◆ **Task goal**: Could you set down the listing below exactly, leaving out its pictures?
==================================================
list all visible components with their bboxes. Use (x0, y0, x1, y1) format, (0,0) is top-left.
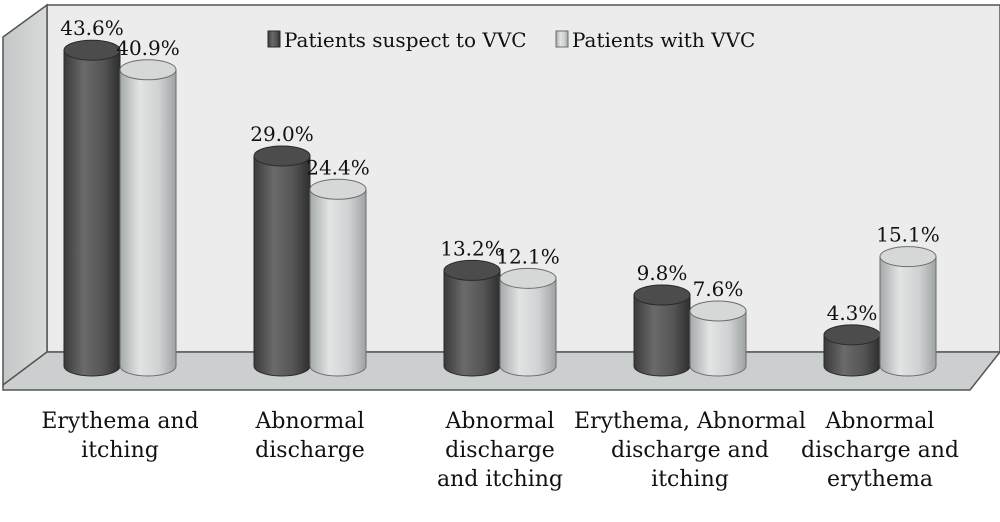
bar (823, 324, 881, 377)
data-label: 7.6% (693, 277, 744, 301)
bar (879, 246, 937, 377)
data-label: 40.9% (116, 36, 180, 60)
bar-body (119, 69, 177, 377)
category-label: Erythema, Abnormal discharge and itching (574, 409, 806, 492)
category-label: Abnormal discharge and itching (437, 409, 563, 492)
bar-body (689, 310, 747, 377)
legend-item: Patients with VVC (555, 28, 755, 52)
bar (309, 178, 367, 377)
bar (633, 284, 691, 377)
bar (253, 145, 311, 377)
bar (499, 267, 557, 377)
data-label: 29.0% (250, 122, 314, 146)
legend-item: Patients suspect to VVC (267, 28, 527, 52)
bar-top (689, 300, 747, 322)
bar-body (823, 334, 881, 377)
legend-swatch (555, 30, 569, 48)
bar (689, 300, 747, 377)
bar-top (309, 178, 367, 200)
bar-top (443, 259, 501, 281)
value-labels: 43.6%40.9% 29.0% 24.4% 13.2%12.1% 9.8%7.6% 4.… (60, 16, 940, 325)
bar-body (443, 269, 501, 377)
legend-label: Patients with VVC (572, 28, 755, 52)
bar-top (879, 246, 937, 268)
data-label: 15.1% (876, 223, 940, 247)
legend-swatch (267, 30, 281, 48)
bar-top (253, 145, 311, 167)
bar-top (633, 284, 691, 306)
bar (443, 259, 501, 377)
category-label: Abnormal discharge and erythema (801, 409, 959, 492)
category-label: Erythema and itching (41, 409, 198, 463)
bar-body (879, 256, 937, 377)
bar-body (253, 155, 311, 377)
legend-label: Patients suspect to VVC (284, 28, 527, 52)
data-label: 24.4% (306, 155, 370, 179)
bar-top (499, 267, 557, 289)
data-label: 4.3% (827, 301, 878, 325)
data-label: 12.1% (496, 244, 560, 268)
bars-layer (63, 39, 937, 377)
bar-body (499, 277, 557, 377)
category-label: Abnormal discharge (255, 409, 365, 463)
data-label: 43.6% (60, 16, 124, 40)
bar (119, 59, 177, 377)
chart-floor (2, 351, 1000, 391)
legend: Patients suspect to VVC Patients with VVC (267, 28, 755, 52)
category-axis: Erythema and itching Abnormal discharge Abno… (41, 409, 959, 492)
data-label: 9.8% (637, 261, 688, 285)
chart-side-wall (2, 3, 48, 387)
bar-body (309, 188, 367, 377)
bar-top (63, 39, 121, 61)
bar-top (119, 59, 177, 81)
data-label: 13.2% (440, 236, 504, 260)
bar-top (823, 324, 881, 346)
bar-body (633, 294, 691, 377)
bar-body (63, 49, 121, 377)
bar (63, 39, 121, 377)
==================================================
◆ **Solution**:
list all visible components with their bboxes. Use (x0, y0, x1, y1) format, (0,0) is top-left.
bar (823, 324, 881, 377)
data-label: 7.6% (693, 277, 744, 301)
bar (879, 246, 937, 377)
data-label: 40.9% (116, 36, 180, 60)
bar-body (119, 69, 177, 377)
category-label: Erythema, Abnormal discharge and itching (574, 409, 806, 492)
category-label: Abnormal discharge and itching (437, 409, 563, 492)
bar-body (689, 310, 747, 377)
legend-item: Patients with VVC (555, 28, 755, 52)
bar (309, 178, 367, 377)
bar (633, 284, 691, 377)
bar (253, 145, 311, 377)
bar (499, 267, 557, 377)
data-label: 29.0% (250, 122, 314, 146)
legend-item: Patients suspect to VVC (267, 28, 527, 52)
bar-top (689, 300, 747, 322)
bar-body (823, 334, 881, 377)
legend-swatch (555, 30, 569, 48)
bar (689, 300, 747, 377)
bar-top (309, 178, 367, 200)
bar-top (443, 259, 501, 281)
value-labels: 43.6%40.9% 29.0% 24.4% 13.2%12.1% 9.8%7.6% 4.… (60, 16, 940, 325)
bar-body (443, 269, 501, 377)
legend-label: Patients with VVC (572, 28, 755, 52)
bar-top (879, 246, 937, 268)
data-label: 15.1% (876, 223, 940, 247)
legend-swatch (267, 30, 281, 48)
bar-top (253, 145, 311, 167)
bar-top (633, 284, 691, 306)
bar (443, 259, 501, 377)
category-label: Abnormal discharge and erythema (801, 409, 959, 492)
category-label: Erythema and itching (41, 409, 198, 463)
bar-body (879, 256, 937, 377)
bar-body (253, 155, 311, 377)
legend-label: Patients suspect to VVC (284, 28, 527, 52)
data-label: 24.4% (306, 155, 370, 179)
bar-top (499, 267, 557, 289)
data-label: 4.3% (827, 301, 878, 325)
data-label: 12.1% (496, 244, 560, 268)
bars-layer (63, 39, 937, 377)
bar-body (499, 277, 557, 377)
category-label: Abnormal discharge (255, 409, 365, 463)
data-label: 43.6% (60, 16, 124, 40)
bar (119, 59, 177, 377)
chart-floor (2, 351, 1000, 391)
legend: Patients suspect to VVC Patients with VVC (267, 28, 755, 52)
category-axis: Erythema and itching Abnormal discharge Abno… (41, 409, 959, 492)
data-label: 9.8% (637, 261, 688, 285)
chart-side-wall (2, 3, 48, 387)
bar-body (309, 188, 367, 377)
bar-top (63, 39, 121, 61)
bar-top (119, 59, 177, 81)
data-label: 13.2% (440, 236, 504, 260)
bar-top (823, 324, 881, 346)
bar-body (633, 294, 691, 377)
bar-body (63, 49, 121, 377)
bar (63, 39, 121, 377)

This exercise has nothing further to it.